■ Figure record listings
■ ■ ■ ■ ■

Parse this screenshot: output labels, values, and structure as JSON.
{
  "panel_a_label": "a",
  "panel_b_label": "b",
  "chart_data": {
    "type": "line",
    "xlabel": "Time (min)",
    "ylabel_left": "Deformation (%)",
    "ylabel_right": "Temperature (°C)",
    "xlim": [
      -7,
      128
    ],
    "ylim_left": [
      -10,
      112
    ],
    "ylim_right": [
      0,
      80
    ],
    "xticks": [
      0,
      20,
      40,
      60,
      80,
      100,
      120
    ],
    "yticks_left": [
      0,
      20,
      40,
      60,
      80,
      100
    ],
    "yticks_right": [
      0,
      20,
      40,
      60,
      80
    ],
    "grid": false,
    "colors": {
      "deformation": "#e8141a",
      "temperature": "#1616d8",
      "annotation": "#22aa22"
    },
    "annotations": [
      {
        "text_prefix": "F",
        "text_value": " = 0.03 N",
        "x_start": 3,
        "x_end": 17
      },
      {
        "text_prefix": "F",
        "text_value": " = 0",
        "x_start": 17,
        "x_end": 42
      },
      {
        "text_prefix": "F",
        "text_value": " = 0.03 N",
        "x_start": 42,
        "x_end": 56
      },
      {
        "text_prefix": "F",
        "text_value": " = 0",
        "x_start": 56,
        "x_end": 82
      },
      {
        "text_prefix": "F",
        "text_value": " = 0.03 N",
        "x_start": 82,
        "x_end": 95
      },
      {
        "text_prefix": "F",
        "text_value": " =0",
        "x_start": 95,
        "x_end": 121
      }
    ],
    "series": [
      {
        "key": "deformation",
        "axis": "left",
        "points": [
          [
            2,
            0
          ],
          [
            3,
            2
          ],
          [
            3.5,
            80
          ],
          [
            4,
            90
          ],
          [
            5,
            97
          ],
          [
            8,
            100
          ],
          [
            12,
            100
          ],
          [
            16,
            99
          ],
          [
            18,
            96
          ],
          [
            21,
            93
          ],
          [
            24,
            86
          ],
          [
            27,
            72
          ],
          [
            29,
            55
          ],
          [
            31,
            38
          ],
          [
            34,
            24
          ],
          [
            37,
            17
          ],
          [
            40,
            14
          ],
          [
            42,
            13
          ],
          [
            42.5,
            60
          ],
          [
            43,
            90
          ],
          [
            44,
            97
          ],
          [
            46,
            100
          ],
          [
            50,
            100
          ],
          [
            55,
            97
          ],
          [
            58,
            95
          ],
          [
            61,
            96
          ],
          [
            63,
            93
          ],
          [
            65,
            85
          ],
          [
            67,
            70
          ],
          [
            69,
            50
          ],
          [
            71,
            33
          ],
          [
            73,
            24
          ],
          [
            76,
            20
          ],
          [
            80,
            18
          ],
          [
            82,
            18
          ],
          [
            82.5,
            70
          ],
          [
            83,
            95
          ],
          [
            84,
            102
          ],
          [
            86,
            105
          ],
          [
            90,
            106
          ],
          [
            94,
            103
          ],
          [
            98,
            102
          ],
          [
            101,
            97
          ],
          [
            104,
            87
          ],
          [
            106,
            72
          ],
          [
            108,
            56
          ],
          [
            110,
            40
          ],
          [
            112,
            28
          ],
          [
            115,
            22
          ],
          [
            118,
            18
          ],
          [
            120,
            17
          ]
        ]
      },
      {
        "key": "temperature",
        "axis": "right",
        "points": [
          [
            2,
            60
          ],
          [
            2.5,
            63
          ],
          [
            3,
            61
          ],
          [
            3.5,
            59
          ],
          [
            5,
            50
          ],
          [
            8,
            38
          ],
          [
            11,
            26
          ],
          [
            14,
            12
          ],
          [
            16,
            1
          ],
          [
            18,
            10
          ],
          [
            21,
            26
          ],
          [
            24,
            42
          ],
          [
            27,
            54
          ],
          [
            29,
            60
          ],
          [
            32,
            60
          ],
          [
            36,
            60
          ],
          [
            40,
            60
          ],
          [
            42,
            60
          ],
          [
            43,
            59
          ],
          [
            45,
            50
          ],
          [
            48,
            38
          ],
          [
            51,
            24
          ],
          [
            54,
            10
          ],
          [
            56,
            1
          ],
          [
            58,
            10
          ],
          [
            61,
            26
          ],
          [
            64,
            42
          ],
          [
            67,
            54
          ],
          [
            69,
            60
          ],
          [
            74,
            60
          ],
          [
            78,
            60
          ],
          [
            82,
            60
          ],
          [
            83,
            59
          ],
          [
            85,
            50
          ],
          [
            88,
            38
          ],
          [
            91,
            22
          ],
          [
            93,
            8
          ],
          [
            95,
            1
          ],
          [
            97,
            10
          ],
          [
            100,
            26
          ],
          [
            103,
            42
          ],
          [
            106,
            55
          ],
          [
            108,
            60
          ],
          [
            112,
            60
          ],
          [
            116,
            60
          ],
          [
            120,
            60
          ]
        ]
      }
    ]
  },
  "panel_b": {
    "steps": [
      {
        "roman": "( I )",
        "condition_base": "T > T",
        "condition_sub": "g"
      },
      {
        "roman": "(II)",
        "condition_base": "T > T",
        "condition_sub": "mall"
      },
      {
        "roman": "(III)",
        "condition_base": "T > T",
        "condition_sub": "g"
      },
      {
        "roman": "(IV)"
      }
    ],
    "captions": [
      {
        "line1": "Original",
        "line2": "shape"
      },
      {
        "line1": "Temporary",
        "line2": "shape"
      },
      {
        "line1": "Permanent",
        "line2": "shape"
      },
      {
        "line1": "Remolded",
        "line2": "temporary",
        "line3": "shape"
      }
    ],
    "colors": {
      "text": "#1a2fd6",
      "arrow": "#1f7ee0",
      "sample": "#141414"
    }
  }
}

■ ■ ■ ■ ■

■ Given problem
Copy out the whole listing exactly as written.

■ Answer to this problem
Parse this screenshot: output labels, values, and structure as JSON.
{
  "panel_a_label": "a",
  "panel_b_label": "b",
  "chart_data": {
    "type": "line",
    "xlabel": "Time (min)",
    "ylabel_left": "Deformation (%)",
    "ylabel_right": "Temperature (°C)",
    "xlim": [
      -7,
      128
    ],
    "ylim_left": [
      -10,
      112
    ],
    "ylim_right": [
      0,
      80
    ],
    "xticks": [
      0,
      20,
      40,
      60,
      80,
      100,
      120
    ],
    "yticks_left": [
      0,
      20,
      40,
      60,
      80,
      100
    ],
    "yticks_right": [
      0,
      20,
      40,
      60,
      80
    ],
    "grid": false,
    "colors": {
      "deformation": "#e8141a",
      "temperature": "#1616d8",
      "annotation": "#22aa22"
    },
    "annotations": [
      {
        "text_prefix": "F",
        "text_value": " = 0.03 N",
        "x_start": 3,
        "x_end": 17
      },
      {
        "text_prefix": "F",
        "text_value": " = 0",
        "x_start": 17,
        "x_end": 42
      },
      {
        "text_prefix": "F",
        "text_value": " = 0.03 N",
        "x_start": 42,
        "x_end": 56
      },
      {
        "text_prefix": "F",
        "text_value": " = 0",
        "x_start": 56,
        "x_end": 82
      },
      {
        "text_prefix": "F",
        "text_value": " = 0.03 N",
        "x_start": 82,
        "x_end": 95
      },
      {
        "text_prefix": "F",
        "text_value": " =0",
        "x_start": 95,
        "x_end": 121
      }
    ],
    "series": [
      {
        "key": "deformation",
        "axis": "left",
        "points": [
          [
            2,
            0
          ],
          [
            3,
            2
          ],
          [
            3.5,
            80
          ],
          [
            4,
            90
          ],
          [
            5,
            97
          ],
          [
            8,
            100
          ],
          [
            12,
            100
          ],
          [
            16,
            99
          ],
          [
            18,
            96
          ],
          [
            21,
            93
          ],
          [
            24,
            86
          ],
          [
            27,
            72
          ],
          [
            29,
            55
          ],
          [
            31,
            38
          ],
          [
            34,
            24
          ],
          [
            37,
            17
          ],
          [
            40,
            14
          ],
          [
            42,
            13
          ],
          [
            42.5,
            60
          ],
          [
            43,
            90
          ],
          [
            44,
            97
          ],
          [
            46,
            100
          ],
          [
            50,
            100
          ],
          [
            55,
            97
          ],
          [
            58,
            95
          ],
          [
            61,
            96
          ],
          [
            63,
            93
          ],
          [
            65,
            85
          ],
          [
            67,
            70
          ],
          [
            69,
            50
          ],
          [
            71,
            33
          ],
          [
            73,
            24
          ],
          [
            76,
            20
          ],
          [
            80,
            18
          ],
          [
            82,
            18
          ],
          [
            82.5,
            70
          ],
          [
            83,
            95
          ],
          [
            84,
            102
          ],
          [
            86,
            105
          ],
          [
            90,
            106
          ],
          [
            94,
            103
          ],
          [
            98,
            102
          ],
          [
            101,
            97
          ],
          [
            104,
            87
          ],
          [
            106,
            72
          ],
          [
            108,
            56
          ],
          [
            110,
            40
          ],
          [
            112,
            28
          ],
          [
            115,
            22
          ],
          [
            118,
            18
          ],
          [
            120,
            17
          ]
        ]
      },
      {
        "key": "temperature",
        "axis": "right",
        "points": [
          [
            2,
            60
          ],
          [
            2.5,
            63
          ],
          [
            3,
            61
          ],
          [
            3.5,
            59
          ],
          [
            5,
            50
          ],
          [
            8,
            38
          ],
          [
            11,
            26
          ],
          [
            14,
            12
          ],
          [
            16,
            1
          ],
          [
            18,
            10
          ],
          [
            21,
            26
          ],
          [
            24,
            42
          ],
          [
            27,
            54
          ],
          [
            29,
            60
          ],
          [
            32,
            60
          ],
          [
            36,
            60
          ],
          [
            40,
            60
          ],
          [
            42,
            60
          ],
          [
            43,
            59
          ],
          [
            45,
            50
          ],
          [
            48,
            38
          ],
          [
            51,
            24
          ],
          [
            54,
            10
          ],
          [
            56,
            1
          ],
          [
            58,
            10
          ],
          [
            61,
            26
          ],
          [
            64,
            42
          ],
          [
            67,
            54
          ],
          [
            69,
            60
          ],
          [
            74,
            60
          ],
          [
            78,
            60
          ],
          [
            82,
            60
          ],
          [
            83,
            59
          ],
          [
            85,
            50
          ],
          [
            88,
            38
          ],
          [
            91,
            22
          ],
          [
            93,
            8
          ],
          [
            95,
            1
          ],
          [
            97,
            10
          ],
          [
            100,
            26
          ],
          [
            103,
            42
          ],
          [
            106,
            55
          ],
          [
            108,
            60
          ],
          [
            112,
            60
          ],
          [
            116,
            60
          ],
          [
            120,
            60
          ]
        ]
      }
    ]
  },
  "panel_b": {
    "steps": [
      {
        "roman": "( I )",
        "condition_base": "T > T",
        "condition_sub": "g"
      },
      {
        "roman": "(II)",
        "condition_base": "T > T",
        "condition_sub": "mall"
      },
      {
        "roman": "(III)",
        "condition_base": "T > T",
        "condition_sub": "g"
      },
      {
        "roman": "(IV)"
      }
    ],
    "captions": [
      {
        "line1": "Original",
        "line2": "shape"
      },
      {
        "line1": "Temporary",
        "line2": "shape"
      },
      {
        "line1": "Permanent",
        "line2": "shape"
      },
      {
        "line1": "Remolded",
        "line2": "temporary",
        "line3": "shape"
      }
    ],
    "colors": {
      "text": "#1a2fd6",
      "arrow": "#1f7ee0",
      "sample": "#141414"
    }
  }
}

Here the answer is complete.